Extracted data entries

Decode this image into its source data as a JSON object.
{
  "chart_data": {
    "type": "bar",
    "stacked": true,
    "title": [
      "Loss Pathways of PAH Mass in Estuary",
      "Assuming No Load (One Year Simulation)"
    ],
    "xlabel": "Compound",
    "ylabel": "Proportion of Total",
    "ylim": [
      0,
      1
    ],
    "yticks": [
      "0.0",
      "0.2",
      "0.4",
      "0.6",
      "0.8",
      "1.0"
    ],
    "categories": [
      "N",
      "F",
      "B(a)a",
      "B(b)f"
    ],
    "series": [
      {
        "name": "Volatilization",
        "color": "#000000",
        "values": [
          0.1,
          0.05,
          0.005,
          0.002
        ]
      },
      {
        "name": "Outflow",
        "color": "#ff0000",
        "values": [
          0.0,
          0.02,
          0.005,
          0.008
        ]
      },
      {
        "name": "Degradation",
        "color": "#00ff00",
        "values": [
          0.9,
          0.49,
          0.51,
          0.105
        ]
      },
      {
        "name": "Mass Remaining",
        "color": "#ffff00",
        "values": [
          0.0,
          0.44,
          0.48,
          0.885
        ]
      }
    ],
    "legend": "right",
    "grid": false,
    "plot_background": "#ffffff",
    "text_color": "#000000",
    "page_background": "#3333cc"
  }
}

◆ WHAT NEEDS TO BE DONE ◆
Reproduce the complete set of lines precisely as supplied.

◆ THE SOLUTION ◆
Decode this image into its source data as a JSON object.
{
  "chart_data": {
    "type": "bar",
    "stacked": true,
    "title": [
      "Loss Pathways of PAH Mass in Estuary",
      "Assuming No Load (One Year Simulation)"
    ],
    "xlabel": "Compound",
    "ylabel": "Proportion of Total",
    "ylim": [
      0,
      1
    ],
    "yticks": [
      "0.0",
      "0.2",
      "0.4",
      "0.6",
      "0.8",
      "1.0"
    ],
    "categories": [
      "N",
      "F",
      "B(a)a",
      "B(b)f"
    ],
    "series": [
      {
        "name": "Volatilization",
        "color": "#000000",
        "values": [
          0.1,
          0.05,
          0.005,
          0.002
        ]
      },
      {
        "name": "Outflow",
        "color": "#ff0000",
        "values": [
          0.0,
          0.02,
          0.005,
          0.008
        ]
      },
      {
        "name": "Degradation",
        "color": "#00ff00",
        "values": [
          0.9,
          0.49,
          0.51,
          0.105
        ]
      },
      {
        "name": "Mass Remaining",
        "color": "#ffff00",
        "values": [
          0.0,
          0.44,
          0.48,
          0.885
        ]
      }
    ],
    "legend": "right",
    "grid": false,
    "plot_background": "#ffffff",
    "text_color": "#000000",
    "page_background": "#3333cc"
  }
}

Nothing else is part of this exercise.